● Page extract:
★ ★ ★ ★
Decisions about bail in Victoria are made under the Bail Act 1977.

When a child is applying for bail in Victoria, the decision-maker must also take into account provisions of the Children, Youth and Families Act 2005.

The Criminal Procedure Act 2009 also contains provisions about grants of bail in Victoria.

When is bail sought in the Supreme Court?

An accused person may apply to the Supreme Court in relation to bail in the following situations:

  • Where bail has been refused by a magistrate or judge and the accused appeals that decision;
  • Where bail has been granted by a magistrate or judge and the accused seeks a variation of the bail conditions;
  • Where bail has been refused by police and the charges are to be dealt with on indictment in the Supreme Court.

Process of applying for bail in the Supreme Court

To apply for bail or to seek a variation of bail conditions in the Supreme Court, a person must file a Notice using Form 6-1D stating the grounds for the application. The Notice must be supported by an affidavit setting out the evidence in support of the application. These documents must be filed electronically via RedCrest.

Once an application has been filed, it must be served on the other party. The court will then inform parties of the date of the bail hearing, the deadline for filing a response and any other outstanding issues.  

Urgent applications

If a bail application is urgent, the applicant must contact the Supreme Court Criminal Registry by phone or email prior to filing the paperwork and advise of the reasons the application is urgent, any vulnerability of the accused, whether the accused is Aboriginal or Torres Strait Islander, the other party’s attitude to the application and any other factors that warrant consideration.
★ ★ ★ ★
● Data block:
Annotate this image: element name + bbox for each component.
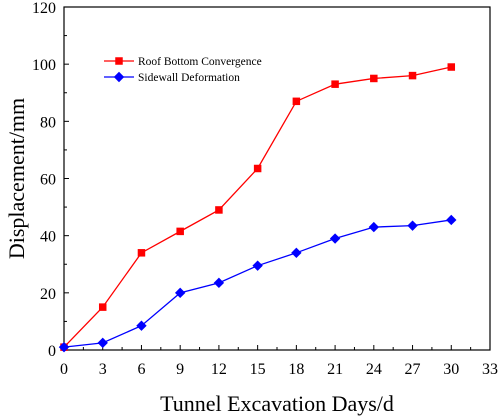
★ ★ ★ ★
● What this exercise asks:
**a)** Using the text on bail in Victoria, say whether each statement agrees with it: (i) The Notice and affidavit for a Supreme Court bail application must be filed electronically. (ii) An urgent applicant should file the paperwork before contacting the Criminal Registry. (iii) After an application is filed, the applicant sets the date of the bail hearing. Answer yes or no for each, and quote the words of the text that decide it.
**b)** Reproduce the part of the text on bail in Victoria starting with "Decisions about bail" and going on through "Families Act 2005.".

● Task results:
**a)**
(i) Yes: "These documents must be filed electronically via RedCrest."
(ii) No: "the applicant must contact the Supreme Court Criminal Registry by phone or email prior to filing the paperwork"
(iii) No: "The court will then inform parties of the date of the bail hearing"

**b)**
Decisions about bail in Victoria are made under the Bail Act 1977.

When a child is applying for bail in Victoria, the decision-maker must also take into account provisions of the Children, Youth and Families Act 2005.